--- Start Data to process ---

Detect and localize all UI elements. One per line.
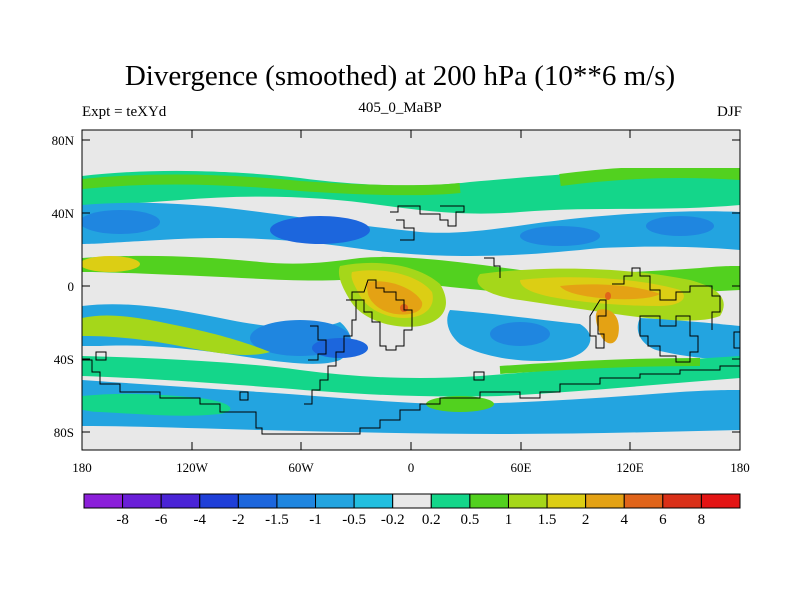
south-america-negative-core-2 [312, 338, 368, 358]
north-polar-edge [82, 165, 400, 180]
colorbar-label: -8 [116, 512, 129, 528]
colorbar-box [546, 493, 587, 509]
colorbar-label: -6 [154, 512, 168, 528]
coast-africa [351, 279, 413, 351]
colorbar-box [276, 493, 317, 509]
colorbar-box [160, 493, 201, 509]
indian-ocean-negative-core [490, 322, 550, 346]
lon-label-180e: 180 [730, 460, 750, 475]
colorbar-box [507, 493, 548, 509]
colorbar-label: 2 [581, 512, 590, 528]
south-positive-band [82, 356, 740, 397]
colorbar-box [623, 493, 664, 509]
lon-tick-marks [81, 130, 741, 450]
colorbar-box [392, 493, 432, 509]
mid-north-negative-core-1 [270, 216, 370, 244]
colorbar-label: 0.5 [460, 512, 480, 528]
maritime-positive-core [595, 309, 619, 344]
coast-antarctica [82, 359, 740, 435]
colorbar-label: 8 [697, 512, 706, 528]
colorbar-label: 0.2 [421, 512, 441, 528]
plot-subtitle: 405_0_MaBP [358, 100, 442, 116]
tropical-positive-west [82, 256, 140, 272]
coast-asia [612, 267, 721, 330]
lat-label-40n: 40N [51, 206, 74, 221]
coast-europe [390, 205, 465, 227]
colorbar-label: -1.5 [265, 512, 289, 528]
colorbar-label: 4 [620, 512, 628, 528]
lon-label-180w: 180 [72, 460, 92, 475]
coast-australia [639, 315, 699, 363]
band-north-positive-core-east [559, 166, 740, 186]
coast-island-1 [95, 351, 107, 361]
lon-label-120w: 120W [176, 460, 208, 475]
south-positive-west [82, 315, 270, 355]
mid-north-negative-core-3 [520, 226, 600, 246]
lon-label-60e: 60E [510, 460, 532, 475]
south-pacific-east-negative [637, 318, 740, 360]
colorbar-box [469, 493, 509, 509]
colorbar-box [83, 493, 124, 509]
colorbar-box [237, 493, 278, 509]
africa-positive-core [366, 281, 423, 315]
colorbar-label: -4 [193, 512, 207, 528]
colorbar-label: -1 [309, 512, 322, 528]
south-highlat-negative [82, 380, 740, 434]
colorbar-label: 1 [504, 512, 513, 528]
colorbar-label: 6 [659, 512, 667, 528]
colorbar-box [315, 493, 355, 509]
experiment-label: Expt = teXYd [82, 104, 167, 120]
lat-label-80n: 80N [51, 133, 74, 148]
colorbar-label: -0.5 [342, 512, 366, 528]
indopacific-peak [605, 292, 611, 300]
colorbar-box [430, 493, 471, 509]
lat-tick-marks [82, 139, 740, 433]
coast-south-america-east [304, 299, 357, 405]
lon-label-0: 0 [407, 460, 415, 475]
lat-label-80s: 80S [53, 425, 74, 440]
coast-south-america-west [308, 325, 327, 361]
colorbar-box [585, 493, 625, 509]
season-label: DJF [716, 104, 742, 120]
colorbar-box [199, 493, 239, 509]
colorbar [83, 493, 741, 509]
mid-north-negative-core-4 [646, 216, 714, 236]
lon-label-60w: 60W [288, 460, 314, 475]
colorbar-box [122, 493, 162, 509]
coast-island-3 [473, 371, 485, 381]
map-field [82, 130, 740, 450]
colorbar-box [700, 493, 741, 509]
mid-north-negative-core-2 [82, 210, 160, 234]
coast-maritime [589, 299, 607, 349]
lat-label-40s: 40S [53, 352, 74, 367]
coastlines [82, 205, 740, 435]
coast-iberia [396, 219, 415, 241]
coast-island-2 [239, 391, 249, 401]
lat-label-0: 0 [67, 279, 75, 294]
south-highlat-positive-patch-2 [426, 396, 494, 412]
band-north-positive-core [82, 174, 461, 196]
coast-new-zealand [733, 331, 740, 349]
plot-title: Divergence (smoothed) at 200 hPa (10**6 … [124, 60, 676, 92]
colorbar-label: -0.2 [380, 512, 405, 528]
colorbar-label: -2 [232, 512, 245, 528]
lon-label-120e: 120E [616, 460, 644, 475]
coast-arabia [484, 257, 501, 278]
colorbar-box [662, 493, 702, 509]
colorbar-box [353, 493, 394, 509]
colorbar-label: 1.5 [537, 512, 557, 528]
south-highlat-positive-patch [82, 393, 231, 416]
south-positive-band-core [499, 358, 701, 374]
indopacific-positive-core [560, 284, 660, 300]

--- End Data to process ---

> [What to produce]: Copy out the lines above verbatim, starting with the line that contains "south-america-negative-core-2 [312, 338, 368, 358]" and ending with the line that contains "lon-label-180e: 180 [730, 460, 750, 475]", both included.

> [Right answer]:
south-america-negative-core-2 [312, 338, 368, 358]
north-polar-edge [82, 165, 400, 180]
colorbar-label: -8 [116, 512, 129, 528]
colorbar-box [546, 493, 587, 509]
colorbar-label: -6 [154, 512, 168, 528]
coast-africa [351, 279, 413, 351]
colorbar-box [276, 493, 317, 509]
colorbar-box [160, 493, 201, 509]
indian-ocean-negative-core [490, 322, 550, 346]
lon-label-180e: 180 [730, 460, 750, 475]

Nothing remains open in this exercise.